**Фрагмент текста**

Думаю, не случайно, что кто-то из нас переводит с немецкого, кто-то с английского или с французского: помимо внешних обстоятельств, это связано, как мне кажется, с психологическим типом человека. Меня больше всего привлекала английская литература. Я много читала. У нас есть фотография, где я в трусах сижу на берегу реки и читаю толстый том. Сколько мне было лет — восемь, девять? Выражение лица самое серьезное. Я хорошо помню — это были «Записки Пиквикского клуба». По-моему, тогда я ни разу не улыбнулась — я ведь не знала даже таких слов, как «мистер», «миссис», не говоря уж о многом другом…
— Но тем не менее книгу не бросили.
— Да, в те дни я все читала до конца! Спустя лет десять я прочитала ее с восторгом. Сначала перевод, а потом и оригинал. Когда я была уже студенткой, друзья подарили мне на день рождения прижизненное издание с дивной гравюрой молодого Диккенса.
— В школе вы не занимались переводом?
— Нет, ни в школе, ни в университете. Инна Бернштейн и покойный Виктор Хинкис, которые учились со мной в одной группе (мы были очень дружны), тоже тогда переводом не занимались.
— Инна Максимовна рассказала мне в интервью о вашем преподавателе английского в МГУ — Александре Георгиевне Елисеевой: «Когда мы пришли на первое занятие, то выяснилось, что знание языка у всех разное. Студенты были трех уровней: те, кто совсем не знал языка, «середнячки» вроде меня и «знатоки». После ее уроков мы качались от усталости — за урок она успевала каждого опросить по несколько раз. После первого семестра все студенты знали язык одинаково. У нее была установка на активную устную речь. Когда меня спрашивали: «Что такое nose?», я показывала на нос, а потом, почесав в голове, вспоминала русский эквивалент».
— Да, Александра Георгиевна старалась не употреблять русских слов. Новые слова мы осваивали через английские определения и примеры из устной речи и литературы, что позволяло нам услышать многообразные смыслы слова, увидеть облако, стоящее над ним. Такой метод обучения помогал потом при переводе — ты не выскакивал с первым пришедшим на ум словом, а думал о том, какое же именно значение из многих нужно выбрать. Правда, это создавало дополнительные трудности, и поначалу очень замедляло процесс. До сих пор, когда меня спрашивают значение того или иного слова, мне легче дать его описание.
— А как получилось, что в конце 1950-х вы попали в Индию?

**Фрагмент данных**
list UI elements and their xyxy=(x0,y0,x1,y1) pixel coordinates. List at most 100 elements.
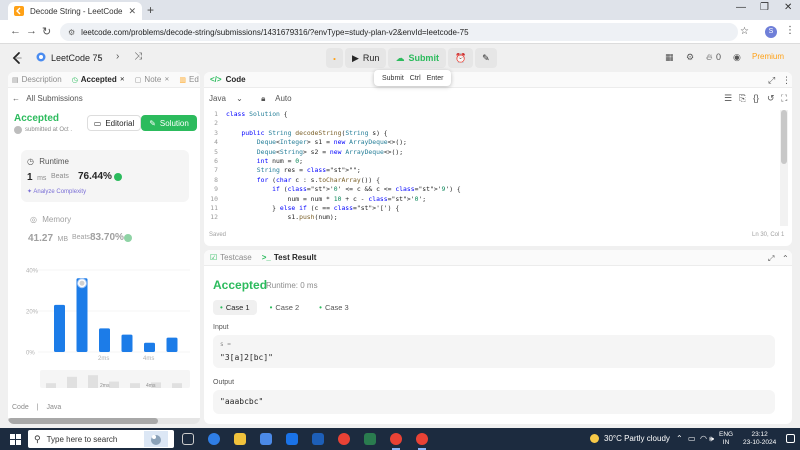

**Список заданий**
a: Скопируйте из интервью всё, начиная с «Думаю, не случайно, что» и вплоть до «книгу не бросили.».
b: Какую книгу, согласно интервью, держит в руках девочка на фотографии, сделанной на берегу реки?

**Ответы по порядку**
a:
Думаю, не случайно, что кто-то из нас переводит с немецкого, кто-то с английского или с французского: помимо внешних обстоятельств, это связано, как мне кажется, с психологическим типом человека. Меня больше всего привлекала английская литература. Я много читала. У нас есть фотография, где я в трусах сижу на берегу реки и читаю толстый том. Сколько мне было лет — восемь, девять? Выражение лица самое серьезное. Я хорошо помню — это были «Записки Пиквикского клуба». По-моему, тогда я ни разу не улыбнулась — я ведь не знала даже таких слов, как «мистер», «миссис», не говоря уж о многом другом…
— Но тем не менее книгу не бросили.

b: «Записки Пиквикского клуба».